■ STATED TASK
Print out every line, exactly as written.

----------------------------------------

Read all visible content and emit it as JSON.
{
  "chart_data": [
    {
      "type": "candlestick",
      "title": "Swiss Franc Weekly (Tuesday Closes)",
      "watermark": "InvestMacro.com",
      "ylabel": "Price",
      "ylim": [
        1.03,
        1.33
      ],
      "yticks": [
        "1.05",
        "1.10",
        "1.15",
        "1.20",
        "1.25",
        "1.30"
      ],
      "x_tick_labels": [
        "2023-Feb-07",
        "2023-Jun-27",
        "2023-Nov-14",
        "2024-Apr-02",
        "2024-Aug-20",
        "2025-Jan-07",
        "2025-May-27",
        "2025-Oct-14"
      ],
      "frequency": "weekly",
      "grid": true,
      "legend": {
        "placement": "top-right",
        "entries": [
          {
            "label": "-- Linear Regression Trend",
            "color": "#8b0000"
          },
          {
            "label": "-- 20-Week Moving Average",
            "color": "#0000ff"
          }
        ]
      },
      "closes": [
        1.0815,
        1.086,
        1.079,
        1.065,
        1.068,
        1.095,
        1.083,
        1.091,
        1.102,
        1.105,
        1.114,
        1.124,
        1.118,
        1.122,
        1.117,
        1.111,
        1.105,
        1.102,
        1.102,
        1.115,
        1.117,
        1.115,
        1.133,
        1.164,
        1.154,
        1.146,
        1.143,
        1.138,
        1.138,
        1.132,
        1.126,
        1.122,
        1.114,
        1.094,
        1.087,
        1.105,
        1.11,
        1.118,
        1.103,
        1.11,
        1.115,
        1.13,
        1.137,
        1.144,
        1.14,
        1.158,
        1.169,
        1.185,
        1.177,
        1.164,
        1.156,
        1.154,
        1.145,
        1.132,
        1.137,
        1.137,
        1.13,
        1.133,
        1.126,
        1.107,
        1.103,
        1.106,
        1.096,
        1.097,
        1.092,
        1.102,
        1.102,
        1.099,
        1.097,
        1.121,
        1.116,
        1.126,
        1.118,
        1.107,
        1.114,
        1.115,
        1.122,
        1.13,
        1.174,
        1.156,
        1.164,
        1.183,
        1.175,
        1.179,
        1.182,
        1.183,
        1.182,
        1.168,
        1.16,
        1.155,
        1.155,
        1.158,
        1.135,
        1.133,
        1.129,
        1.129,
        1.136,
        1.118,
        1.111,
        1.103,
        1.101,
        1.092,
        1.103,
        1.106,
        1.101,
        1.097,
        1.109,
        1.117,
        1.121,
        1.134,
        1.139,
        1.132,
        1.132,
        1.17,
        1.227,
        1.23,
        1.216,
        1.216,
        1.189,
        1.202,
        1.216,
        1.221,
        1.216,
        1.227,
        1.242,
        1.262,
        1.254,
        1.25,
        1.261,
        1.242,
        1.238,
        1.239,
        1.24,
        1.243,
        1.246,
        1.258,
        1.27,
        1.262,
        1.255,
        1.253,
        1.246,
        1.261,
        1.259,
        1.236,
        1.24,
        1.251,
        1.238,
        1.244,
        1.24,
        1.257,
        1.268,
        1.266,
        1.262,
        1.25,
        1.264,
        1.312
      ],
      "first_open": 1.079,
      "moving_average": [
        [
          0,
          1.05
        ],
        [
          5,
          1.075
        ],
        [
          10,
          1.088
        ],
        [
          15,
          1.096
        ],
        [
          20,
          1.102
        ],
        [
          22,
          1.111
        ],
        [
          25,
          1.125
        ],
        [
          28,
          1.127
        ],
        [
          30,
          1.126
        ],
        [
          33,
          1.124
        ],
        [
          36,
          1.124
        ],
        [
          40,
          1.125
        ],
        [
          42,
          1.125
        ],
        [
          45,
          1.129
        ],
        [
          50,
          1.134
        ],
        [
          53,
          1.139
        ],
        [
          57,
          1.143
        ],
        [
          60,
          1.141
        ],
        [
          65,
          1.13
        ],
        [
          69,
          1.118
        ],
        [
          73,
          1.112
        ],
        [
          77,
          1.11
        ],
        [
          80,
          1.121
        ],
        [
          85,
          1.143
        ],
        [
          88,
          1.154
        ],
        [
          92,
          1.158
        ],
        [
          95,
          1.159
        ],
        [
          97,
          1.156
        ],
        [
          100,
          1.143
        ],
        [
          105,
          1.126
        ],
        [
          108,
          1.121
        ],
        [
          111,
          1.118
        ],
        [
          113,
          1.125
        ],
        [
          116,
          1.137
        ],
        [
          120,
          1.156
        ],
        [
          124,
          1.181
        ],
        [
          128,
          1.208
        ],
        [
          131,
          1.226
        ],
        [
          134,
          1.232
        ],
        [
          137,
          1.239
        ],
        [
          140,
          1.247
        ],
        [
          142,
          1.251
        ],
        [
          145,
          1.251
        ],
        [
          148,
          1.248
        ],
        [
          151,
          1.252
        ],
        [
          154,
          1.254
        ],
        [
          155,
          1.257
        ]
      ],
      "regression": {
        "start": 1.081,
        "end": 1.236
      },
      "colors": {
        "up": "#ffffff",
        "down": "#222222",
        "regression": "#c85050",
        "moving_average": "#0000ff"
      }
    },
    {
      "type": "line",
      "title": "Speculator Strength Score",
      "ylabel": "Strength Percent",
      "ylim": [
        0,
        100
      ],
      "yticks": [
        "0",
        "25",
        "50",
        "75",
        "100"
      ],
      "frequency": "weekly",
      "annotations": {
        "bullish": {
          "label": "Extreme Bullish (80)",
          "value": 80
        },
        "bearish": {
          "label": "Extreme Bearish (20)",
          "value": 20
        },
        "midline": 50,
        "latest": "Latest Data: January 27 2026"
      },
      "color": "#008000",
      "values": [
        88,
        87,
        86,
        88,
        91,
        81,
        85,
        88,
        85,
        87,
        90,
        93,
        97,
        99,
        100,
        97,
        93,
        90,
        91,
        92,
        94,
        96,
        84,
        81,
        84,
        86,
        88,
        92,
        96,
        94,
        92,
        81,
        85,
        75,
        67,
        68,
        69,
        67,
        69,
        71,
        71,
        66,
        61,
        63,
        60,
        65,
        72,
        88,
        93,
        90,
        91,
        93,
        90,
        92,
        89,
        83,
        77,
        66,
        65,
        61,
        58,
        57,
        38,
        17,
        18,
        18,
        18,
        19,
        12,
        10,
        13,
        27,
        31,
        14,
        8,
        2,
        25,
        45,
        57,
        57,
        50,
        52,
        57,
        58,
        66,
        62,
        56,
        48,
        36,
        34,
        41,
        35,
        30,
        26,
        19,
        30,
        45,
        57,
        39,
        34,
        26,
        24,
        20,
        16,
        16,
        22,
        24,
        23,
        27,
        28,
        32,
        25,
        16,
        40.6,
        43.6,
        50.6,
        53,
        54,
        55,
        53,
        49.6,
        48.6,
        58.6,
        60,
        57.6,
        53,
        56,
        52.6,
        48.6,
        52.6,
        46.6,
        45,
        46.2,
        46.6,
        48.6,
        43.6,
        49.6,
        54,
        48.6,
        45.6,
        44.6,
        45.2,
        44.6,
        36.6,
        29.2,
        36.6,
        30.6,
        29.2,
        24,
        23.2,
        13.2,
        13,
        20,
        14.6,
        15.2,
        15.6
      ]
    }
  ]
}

----------------------------------------

■ FINISHED TASK
Read all visible content and emit it as JSON.
{
  "chart_data": [
    {
      "type": "candlestick",
      "title": "Swiss Franc Weekly (Tuesday Closes)",
      "watermark": "InvestMacro.com",
      "ylabel": "Price",
      "ylim": [
        1.03,
        1.33
      ],
      "yticks": [
        "1.05",
        "1.10",
        "1.15",
        "1.20",
        "1.25",
        "1.30"
      ],
      "x_tick_labels": [
        "2023-Feb-07",
        "2023-Jun-27",
        "2023-Nov-14",
        "2024-Apr-02",
        "2024-Aug-20",
        "2025-Jan-07",
        "2025-May-27",
        "2025-Oct-14"
      ],
      "frequency": "weekly",
      "grid": true,
      "legend": {
        "placement": "top-right",
        "entries": [
          {
            "label": "-- Linear Regression Trend",
            "color": "#8b0000"
          },
          {
            "label": "-- 20-Week Moving Average",
            "color": "#0000ff"
          }
        ]
      },
      "closes": [
        1.0815,
        1.086,
        1.079,
        1.065,
        1.068,
        1.095,
        1.083,
        1.091,
        1.102,
        1.105,
        1.114,
        1.124,
        1.118,
        1.122,
        1.117,
        1.111,
        1.105,
        1.102,
        1.102,
        1.115,
        1.117,
        1.115,
        1.133,
        1.164,
        1.154,
        1.146,
        1.143,
        1.138,
        1.138,
        1.132,
        1.126,
        1.122,
        1.114,
        1.094,
        1.087,
        1.105,
        1.11,
        1.118,
        1.103,
        1.11,
        1.115,
        1.13,
        1.137,
        1.144,
        1.14,
        1.158,
        1.169,
        1.185,
        1.177,
        1.164,
        1.156,
        1.154,
        1.145,
        1.132,
        1.137,
        1.137,
        1.13,
        1.133,
        1.126,
        1.107,
        1.103,
        1.106,
        1.096,
        1.097,
        1.092,
        1.102,
        1.102,
        1.099,
        1.097,
        1.121,
        1.116,
        1.126,
        1.118,
        1.107,
        1.114,
        1.115,
        1.122,
        1.13,
        1.174,
        1.156,
        1.164,
        1.183,
        1.175,
        1.179,
        1.182,
        1.183,
        1.182,
        1.168,
        1.16,
        1.155,
        1.155,
        1.158,
        1.135,
        1.133,
        1.129,
        1.129,
        1.136,
        1.118,
        1.111,
        1.103,
        1.101,
        1.092,
        1.103,
        1.106,
        1.101,
        1.097,
        1.109,
        1.117,
        1.121,
        1.134,
        1.139,
        1.132,
        1.132,
        1.17,
        1.227,
        1.23,
        1.216,
        1.216,
        1.189,
        1.202,
        1.216,
        1.221,
        1.216,
        1.227,
        1.242,
        1.262,
        1.254,
        1.25,
        1.261,
        1.242,
        1.238,
        1.239,
        1.24,
        1.243,
        1.246,
        1.258,
        1.27,
        1.262,
        1.255,
        1.253,
        1.246,
        1.261,
        1.259,
        1.236,
        1.24,
        1.251,
        1.238,
        1.244,
        1.24,
        1.257,
        1.268,
        1.266,
        1.262,
        1.25,
        1.264,
        1.312
      ],
      "first_open": 1.079,
      "moving_average": [
        [
          0,
          1.05
        ],
        [
          5,
          1.075
        ],
        [
          10,
          1.088
        ],
        [
          15,
          1.096
        ],
        [
          20,
          1.102
        ],
        [
          22,
          1.111
        ],
        [
          25,
          1.125
        ],
        [
          28,
          1.127
        ],
        [
          30,
          1.126
        ],
        [
          33,
          1.124
        ],
        [
          36,
          1.124
        ],
        [
          40,
          1.125
        ],
        [
          42,
          1.125
        ],
        [
          45,
          1.129
        ],
        [
          50,
          1.134
        ],
        [
          53,
          1.139
        ],
        [
          57,
          1.143
        ],
        [
          60,
          1.141
        ],
        [
          65,
          1.13
        ],
        [
          69,
          1.118
        ],
        [
          73,
          1.112
        ],
        [
          77,
          1.11
        ],
        [
          80,
          1.121
        ],
        [
          85,
          1.143
        ],
        [
          88,
          1.154
        ],
        [
          92,
          1.158
        ],
        [
          95,
          1.159
        ],
        [
          97,
          1.156
        ],
        [
          100,
          1.143
        ],
        [
          105,
          1.126
        ],
        [
          108,
          1.121
        ],
        [
          111,
          1.118
        ],
        [
          113,
          1.125
        ],
        [
          116,
          1.137
        ],
        [
          120,
          1.156
        ],
        [
          124,
          1.181
        ],
        [
          128,
          1.208
        ],
        [
          131,
          1.226
        ],
        [
          134,
          1.232
        ],
        [
          137,
          1.239
        ],
        [
          140,
          1.247
        ],
        [
          142,
          1.251
        ],
        [
          145,
          1.251
        ],
        [
          148,
          1.248
        ],
        [
          151,
          1.252
        ],
        [
          154,
          1.254
        ],
        [
          155,
          1.257
        ]
      ],
      "regression": {
        "start": 1.081,
        "end": 1.236
      },
      "colors": {
        "up": "#ffffff",
        "down": "#222222",
        "regression": "#c85050",
        "moving_average": "#0000ff"
      }
    },
    {
      "type": "line",
      "title": "Speculator Strength Score",
      "ylabel": "Strength Percent",
      "ylim": [
        0,
        100
      ],
      "yticks": [
        "0",
        "25",
        "50",
        "75",
        "100"
      ],
      "frequency": "weekly",
      "annotations": {
        "bullish": {
          "label": "Extreme Bullish (80)",
          "value": 80
        },
        "bearish": {
          "label": "Extreme Bearish (20)",
          "value": 20
        },
        "midline": 50,
        "latest": "Latest Data: January 27 2026"
      },
      "color": "#008000",
      "values": [
        88,
        87,
        86,
        88,
        91,
        81,
        85,
        88,
        85,
        87,
        90,
        93,
        97,
        99,
        100,
        97,
        93,
        90,
        91,
        92,
        94,
        96,
        84,
        81,
        84,
        86,
        88,
        92,
        96,
        94,
        92,
        81,
        85,
        75,
        67,
        68,
        69,
        67,
        69,
        71,
        71,
        66,
        61,
        63,
        60,
        65,
        72,
        88,
        93,
        90,
        91,
        93,
        90,
        92,
        89,
        83,
        77,
        66,
        65,
        61,
        58,
        57,
        38,
        17,
        18,
        18,
        18,
        19,
        12,
        10,
        13,
        27,
        31,
        14,
        8,
        2,
        25,
        45,
        57,
        57,
        50,
        52,
        57,
        58,
        66,
        62,
        56,
        48,
        36,
        34,
        41,
        35,
        30,
        26,
        19,
        30,
        45,
        57,
        39,
        34,
        26,
        24,
        20,
        16,
        16,
        22,
        24,
        23,
        27,
        28,
        32,
        25,
        16,
        40.6,
        43.6,
        50.6,
        53,
        54,
        55,
        53,
        49.6,
        48.6,
        58.6,
        60,
        57.6,
        53,
        56,
        52.6,
        48.6,
        52.6,
        46.6,
        45,
        46.2,
        46.6,
        48.6,
        43.6,
        49.6,
        54,
        48.6,
        45.6,
        44.6,
        45.2,
        44.6,
        36.6,
        29.2,
        36.6,
        30.6,
        29.2,
        24,
        23.2,
        13.2,
        13,
        20,
        14.6,
        15.2,
        15.6
      ]
    }
  ]
}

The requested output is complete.